**TASK PROMPT**
Restate the entries below verbatim.

**RECORDS PROVIDED**
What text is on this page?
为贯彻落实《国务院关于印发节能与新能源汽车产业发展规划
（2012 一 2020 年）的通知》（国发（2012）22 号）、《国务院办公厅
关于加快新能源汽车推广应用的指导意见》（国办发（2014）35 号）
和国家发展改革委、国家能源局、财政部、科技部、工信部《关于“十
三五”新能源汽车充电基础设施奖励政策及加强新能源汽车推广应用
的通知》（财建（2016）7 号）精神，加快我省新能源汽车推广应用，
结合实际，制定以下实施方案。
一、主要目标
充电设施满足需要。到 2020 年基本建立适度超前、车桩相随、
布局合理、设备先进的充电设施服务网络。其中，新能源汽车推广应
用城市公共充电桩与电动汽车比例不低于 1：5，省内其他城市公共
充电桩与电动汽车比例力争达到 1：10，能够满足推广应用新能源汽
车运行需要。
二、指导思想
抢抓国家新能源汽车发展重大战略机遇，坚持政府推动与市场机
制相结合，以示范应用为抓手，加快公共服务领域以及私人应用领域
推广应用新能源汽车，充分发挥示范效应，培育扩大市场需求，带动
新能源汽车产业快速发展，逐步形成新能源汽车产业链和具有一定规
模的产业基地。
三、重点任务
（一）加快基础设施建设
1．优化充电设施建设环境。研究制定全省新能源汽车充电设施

**FULL SOLUTION**
What text is on this page?
为贯彻落实《国务院关于印发节能与新能源汽车产业发展规划
（2012 一 2020 年）的通知》（国发（2012）22 号）、《国务院办公厅
关于加快新能源汽车推广应用的指导意见》（国办发（2014）35 号）
和国家发展改革委、国家能源局、财政部、科技部、工信部《关于“十
三五”新能源汽车充电基础设施奖励政策及加强新能源汽车推广应用
的通知》（财建（2016）7 号）精神，加快我省新能源汽车推广应用，
结合实际，制定以下实施方案。
一、主要目标
充电设施满足需要。到 2020 年基本建立适度超前、车桩相随、
布局合理、设备先进的充电设施服务网络。其中，新能源汽车推广应
用城市公共充电桩与电动汽车比例不低于 1：5，省内其他城市公共
充电桩与电动汽车比例力争达到 1：10，能够满足推广应用新能源汽
车运行需要。
二、指导思想
抢抓国家新能源汽车发展重大战略机遇，坚持政府推动与市场机
制相结合，以示范应用为抓手，加快公共服务领域以及私人应用领域
推广应用新能源汽车，充分发挥示范效应，培育扩大市场需求，带动
新能源汽车产业快速发展，逐步形成新能源汽车产业链和具有一定规
模的产业基地。
三、重点任务
（一）加快基础设施建设
1．优化充电设施建设环境。研究制定全省新能源汽车充电设施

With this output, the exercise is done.